*Task*
Write the records out again, keeping each line exactly as it is.
:: Input material ::
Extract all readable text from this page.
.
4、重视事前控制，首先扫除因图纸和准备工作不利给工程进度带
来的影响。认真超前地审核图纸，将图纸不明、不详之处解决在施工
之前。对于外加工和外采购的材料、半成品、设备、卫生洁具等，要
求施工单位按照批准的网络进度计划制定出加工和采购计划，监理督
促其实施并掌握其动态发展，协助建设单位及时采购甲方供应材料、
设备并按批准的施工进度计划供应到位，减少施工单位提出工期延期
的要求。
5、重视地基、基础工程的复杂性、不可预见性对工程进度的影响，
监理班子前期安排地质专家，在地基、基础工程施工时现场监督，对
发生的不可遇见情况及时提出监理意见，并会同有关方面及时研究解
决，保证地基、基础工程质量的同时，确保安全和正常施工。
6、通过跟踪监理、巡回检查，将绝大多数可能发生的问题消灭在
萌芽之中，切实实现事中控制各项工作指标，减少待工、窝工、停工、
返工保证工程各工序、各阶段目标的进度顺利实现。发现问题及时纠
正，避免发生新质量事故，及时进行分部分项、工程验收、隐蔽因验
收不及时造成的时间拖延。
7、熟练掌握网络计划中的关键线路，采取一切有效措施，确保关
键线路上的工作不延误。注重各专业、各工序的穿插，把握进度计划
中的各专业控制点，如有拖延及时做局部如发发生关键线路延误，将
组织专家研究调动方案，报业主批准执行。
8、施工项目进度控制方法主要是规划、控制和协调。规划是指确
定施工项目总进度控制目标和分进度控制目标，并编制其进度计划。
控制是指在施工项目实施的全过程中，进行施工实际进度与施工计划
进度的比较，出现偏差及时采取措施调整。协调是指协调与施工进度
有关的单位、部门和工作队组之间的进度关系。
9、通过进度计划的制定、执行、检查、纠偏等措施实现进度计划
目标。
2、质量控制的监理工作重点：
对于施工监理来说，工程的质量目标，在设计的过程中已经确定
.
:::
*Task response*
Extract all readable text from this page.
.
4、重视事前控制，首先扫除因图纸和准备工作不利给工程进度带
来的影响。认真超前地审核图纸，将图纸不明、不详之处解决在施工
之前。对于外加工和外采购的材料、半成品、设备、卫生洁具等，要
求施工单位按照批准的网络进度计划制定出加工和采购计划，监理督
促其实施并掌握其动态发展，协助建设单位及时采购甲方供应材料、
设备并按批准的施工进度计划供应到位，减少施工单位提出工期延期
的要求。
5、重视地基、基础工程的复杂性、不可预见性对工程进度的影响，
监理班子前期安排地质专家，在地基、基础工程施工时现场监督，对
发生的不可遇见情况及时提出监理意见，并会同有关方面及时研究解
决，保证地基、基础工程质量的同时，确保安全和正常施工。
6、通过跟踪监理、巡回检查，将绝大多数可能发生的问题消灭在
萌芽之中，切实实现事中控制各项工作指标，减少待工、窝工、停工、
返工保证工程各工序、各阶段目标的进度顺利实现。发现问题及时纠
正，避免发生新质量事故，及时进行分部分项、工程验收、隐蔽因验
收不及时造成的时间拖延。
7、熟练掌握网络计划中的关键线路，采取一切有效措施，确保关
键线路上的工作不延误。注重各专业、各工序的穿插，把握进度计划
中的各专业控制点，如有拖延及时做局部如发发生关键线路延误，将
组织专家研究调动方案，报业主批准执行。
8、施工项目进度控制方法主要是规划、控制和协调。规划是指确
定施工项目总进度控制目标和分进度控制目标，并编制其进度计划。
控制是指在施工项目实施的全过程中，进行施工实际进度与施工计划
进度的比较，出现偏差及时采取措施调整。协调是指协调与施工进度
有关的单位、部门和工作队组之间的进度关系。
9、通过进度计划的制定、执行、检查、纠偏等措施实现进度计划
目标。
2、质量控制的监理工作重点：
对于施工监理来说，工程的质量目标，在设计的过程中已经确定
.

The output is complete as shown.